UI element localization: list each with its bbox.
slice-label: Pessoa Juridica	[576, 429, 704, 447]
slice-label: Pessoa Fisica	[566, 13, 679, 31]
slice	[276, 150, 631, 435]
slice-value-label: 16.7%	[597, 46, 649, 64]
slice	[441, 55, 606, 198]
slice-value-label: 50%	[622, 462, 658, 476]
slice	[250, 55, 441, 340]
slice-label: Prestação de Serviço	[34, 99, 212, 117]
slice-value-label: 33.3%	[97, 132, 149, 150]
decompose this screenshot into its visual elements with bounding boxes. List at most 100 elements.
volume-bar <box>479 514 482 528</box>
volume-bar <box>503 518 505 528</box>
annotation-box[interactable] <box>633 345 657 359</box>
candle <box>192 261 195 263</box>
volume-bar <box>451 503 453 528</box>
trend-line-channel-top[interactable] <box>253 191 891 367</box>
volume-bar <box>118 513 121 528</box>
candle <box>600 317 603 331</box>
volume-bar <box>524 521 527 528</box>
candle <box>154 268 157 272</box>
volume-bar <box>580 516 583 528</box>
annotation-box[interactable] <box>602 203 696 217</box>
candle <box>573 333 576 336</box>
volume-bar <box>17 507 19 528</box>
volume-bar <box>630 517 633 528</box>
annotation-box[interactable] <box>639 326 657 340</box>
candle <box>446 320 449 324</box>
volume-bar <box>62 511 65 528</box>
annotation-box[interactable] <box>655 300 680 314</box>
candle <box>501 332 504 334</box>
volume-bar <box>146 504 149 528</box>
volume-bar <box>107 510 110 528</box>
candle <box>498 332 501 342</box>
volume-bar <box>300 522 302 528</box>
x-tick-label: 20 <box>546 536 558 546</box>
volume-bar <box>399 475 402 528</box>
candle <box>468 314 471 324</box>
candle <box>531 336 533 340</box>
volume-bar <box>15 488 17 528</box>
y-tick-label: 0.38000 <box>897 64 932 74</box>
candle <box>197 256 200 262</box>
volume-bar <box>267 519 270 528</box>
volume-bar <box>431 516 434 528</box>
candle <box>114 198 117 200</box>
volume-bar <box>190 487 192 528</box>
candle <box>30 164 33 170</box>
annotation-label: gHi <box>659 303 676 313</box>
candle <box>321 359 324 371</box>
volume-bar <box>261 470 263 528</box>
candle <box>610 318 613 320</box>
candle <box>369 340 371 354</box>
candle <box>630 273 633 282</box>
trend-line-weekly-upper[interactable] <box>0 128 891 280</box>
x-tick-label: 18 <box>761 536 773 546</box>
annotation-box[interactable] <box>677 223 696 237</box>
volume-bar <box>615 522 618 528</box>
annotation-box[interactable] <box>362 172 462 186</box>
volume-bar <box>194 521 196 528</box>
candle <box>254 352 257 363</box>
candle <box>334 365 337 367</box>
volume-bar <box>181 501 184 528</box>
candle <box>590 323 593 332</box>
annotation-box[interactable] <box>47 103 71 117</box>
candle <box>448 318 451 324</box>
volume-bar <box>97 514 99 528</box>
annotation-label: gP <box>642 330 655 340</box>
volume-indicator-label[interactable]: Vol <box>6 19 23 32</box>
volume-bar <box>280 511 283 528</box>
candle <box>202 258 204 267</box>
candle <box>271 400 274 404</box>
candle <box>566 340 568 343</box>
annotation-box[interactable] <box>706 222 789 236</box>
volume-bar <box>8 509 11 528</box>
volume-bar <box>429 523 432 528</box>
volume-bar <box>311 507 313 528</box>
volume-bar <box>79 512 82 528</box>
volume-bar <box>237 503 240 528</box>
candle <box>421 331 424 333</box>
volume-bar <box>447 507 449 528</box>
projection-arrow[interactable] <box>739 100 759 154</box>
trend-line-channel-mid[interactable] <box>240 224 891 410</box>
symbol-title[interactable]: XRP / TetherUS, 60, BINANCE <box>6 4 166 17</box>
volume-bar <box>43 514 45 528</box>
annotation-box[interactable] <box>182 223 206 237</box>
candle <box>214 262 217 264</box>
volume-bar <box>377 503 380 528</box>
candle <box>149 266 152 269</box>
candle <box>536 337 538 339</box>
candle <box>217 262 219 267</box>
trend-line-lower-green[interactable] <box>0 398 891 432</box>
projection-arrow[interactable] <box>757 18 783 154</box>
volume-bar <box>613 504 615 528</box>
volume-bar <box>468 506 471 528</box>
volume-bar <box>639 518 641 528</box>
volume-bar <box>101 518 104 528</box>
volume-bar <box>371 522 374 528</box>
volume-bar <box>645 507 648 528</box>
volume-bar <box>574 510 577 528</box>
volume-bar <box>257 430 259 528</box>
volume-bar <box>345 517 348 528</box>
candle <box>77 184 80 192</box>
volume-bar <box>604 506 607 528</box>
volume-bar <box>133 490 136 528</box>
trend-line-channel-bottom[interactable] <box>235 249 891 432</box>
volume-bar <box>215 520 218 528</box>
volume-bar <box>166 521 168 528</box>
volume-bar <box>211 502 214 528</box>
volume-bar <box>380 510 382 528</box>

──────────────────────────────

WHAT YOU NEED TO DO:
Reproduce every line of the data above without changing anything.

WRITTEN ANSWER:
UI element localization: list each with its bbox.
slice-label: Pessoa Juridica	[576, 429, 704, 447]
slice-label: Pessoa Fisica	[566, 13, 679, 31]
slice	[276, 150, 631, 435]
slice-value-label: 16.7%	[597, 46, 649, 64]
slice	[441, 55, 606, 198]
slice-value-label: 50%	[622, 462, 658, 476]
slice	[250, 55, 441, 340]
slice-label: Prestação de Serviço	[34, 99, 212, 117]
slice-value-label: 33.3%	[97, 132, 149, 150]
decompose this screenshot into its visual elements with bounding boxes. List at most 100 elements.
volume-bar <box>479 514 482 528</box>
volume-bar <box>503 518 505 528</box>
annotation-box[interactable] <box>633 345 657 359</box>
candle <box>192 261 195 263</box>
volume-bar <box>451 503 453 528</box>
trend-line-channel-top[interactable] <box>253 191 891 367</box>
volume-bar <box>118 513 121 528</box>
candle <box>600 317 603 331</box>
volume-bar <box>524 521 527 528</box>
candle <box>154 268 157 272</box>
volume-bar <box>580 516 583 528</box>
annotation-box[interactable] <box>602 203 696 217</box>
candle <box>573 333 576 336</box>
volume-bar <box>17 507 19 528</box>
volume-bar <box>630 517 633 528</box>
annotation-box[interactable] <box>639 326 657 340</box>
candle <box>446 320 449 324</box>
volume-bar <box>62 511 65 528</box>
annotation-box[interactable] <box>655 300 680 314</box>
candle <box>501 332 504 334</box>
volume-bar <box>146 504 149 528</box>
volume-bar <box>107 510 110 528</box>
candle <box>498 332 501 342</box>
volume-bar <box>300 522 302 528</box>
x-tick-label: 20 <box>546 536 558 546</box>
volume-bar <box>399 475 402 528</box>
candle <box>468 314 471 324</box>
candle <box>531 336 533 340</box>
volume-bar <box>15 488 17 528</box>
y-tick-label: 0.38000 <box>897 64 932 74</box>
candle <box>197 256 200 262</box>
volume-bar <box>267 519 270 528</box>
volume-bar <box>431 516 434 528</box>
candle <box>114 198 117 200</box>
volume-bar <box>190 487 192 528</box>
candle <box>30 164 33 170</box>
annotation-label: gHi <box>659 303 676 313</box>
candle <box>321 359 324 371</box>
volume-bar <box>261 470 263 528</box>
candle <box>610 318 613 320</box>
candle <box>369 340 371 354</box>
candle <box>630 273 633 282</box>
trend-line-weekly-upper[interactable] <box>0 128 891 280</box>
x-tick-label: 18 <box>761 536 773 546</box>
annotation-box[interactable] <box>677 223 696 237</box>
volume-bar <box>615 522 618 528</box>
annotation-box[interactable] <box>362 172 462 186</box>
volume-bar <box>194 521 196 528</box>
candle <box>254 352 257 363</box>
candle <box>334 365 337 367</box>
volume-bar <box>181 501 184 528</box>
candle <box>590 323 593 332</box>
annotation-box[interactable] <box>47 103 71 117</box>
candle <box>448 318 451 324</box>
volume-bar <box>97 514 99 528</box>
annotation-label: gP <box>642 330 655 340</box>
volume-indicator-label[interactable]: Vol <box>6 19 23 32</box>
volume-bar <box>280 511 283 528</box>
candle <box>202 258 204 267</box>
candle <box>271 400 274 404</box>
candle <box>566 340 568 343</box>
annotation-box[interactable] <box>706 222 789 236</box>
volume-bar <box>8 509 11 528</box>
volume-bar <box>429 523 432 528</box>
volume-bar <box>311 507 313 528</box>
volume-bar <box>79 512 82 528</box>
volume-bar <box>237 503 240 528</box>
candle <box>421 331 424 333</box>
volume-bar <box>447 507 449 528</box>
projection-arrow[interactable] <box>739 100 759 154</box>
trend-line-channel-mid[interactable] <box>240 224 891 410</box>
symbol-title[interactable]: XRP / TetherUS, 60, BINANCE <box>6 4 166 17</box>
volume-bar <box>43 514 45 528</box>
annotation-box[interactable] <box>182 223 206 237</box>
candle <box>214 262 217 264</box>
volume-bar <box>377 503 380 528</box>
candle <box>149 266 152 269</box>
candle <box>536 337 538 339</box>
candle <box>217 262 219 267</box>
trend-line-lower-green[interactable] <box>0 398 891 432</box>
projection-arrow[interactable] <box>757 18 783 154</box>
volume-bar <box>613 504 615 528</box>
volume-bar <box>468 506 471 528</box>
volume-bar <box>639 518 641 528</box>
volume-bar <box>101 518 104 528</box>
volume-bar <box>371 522 374 528</box>
volume-bar <box>645 507 648 528</box>
volume-bar <box>574 510 577 528</box>
volume-bar <box>257 430 259 528</box>
volume-bar <box>345 517 348 528</box>
candle <box>77 184 80 192</box>
volume-bar <box>604 506 607 528</box>
volume-bar <box>133 490 136 528</box>
trend-line-channel-bottom[interactable] <box>235 249 891 432</box>
volume-bar <box>215 520 218 528</box>
volume-bar <box>166 521 168 528</box>
volume-bar <box>211 502 214 528</box>
volume-bar <box>380 510 382 528</box>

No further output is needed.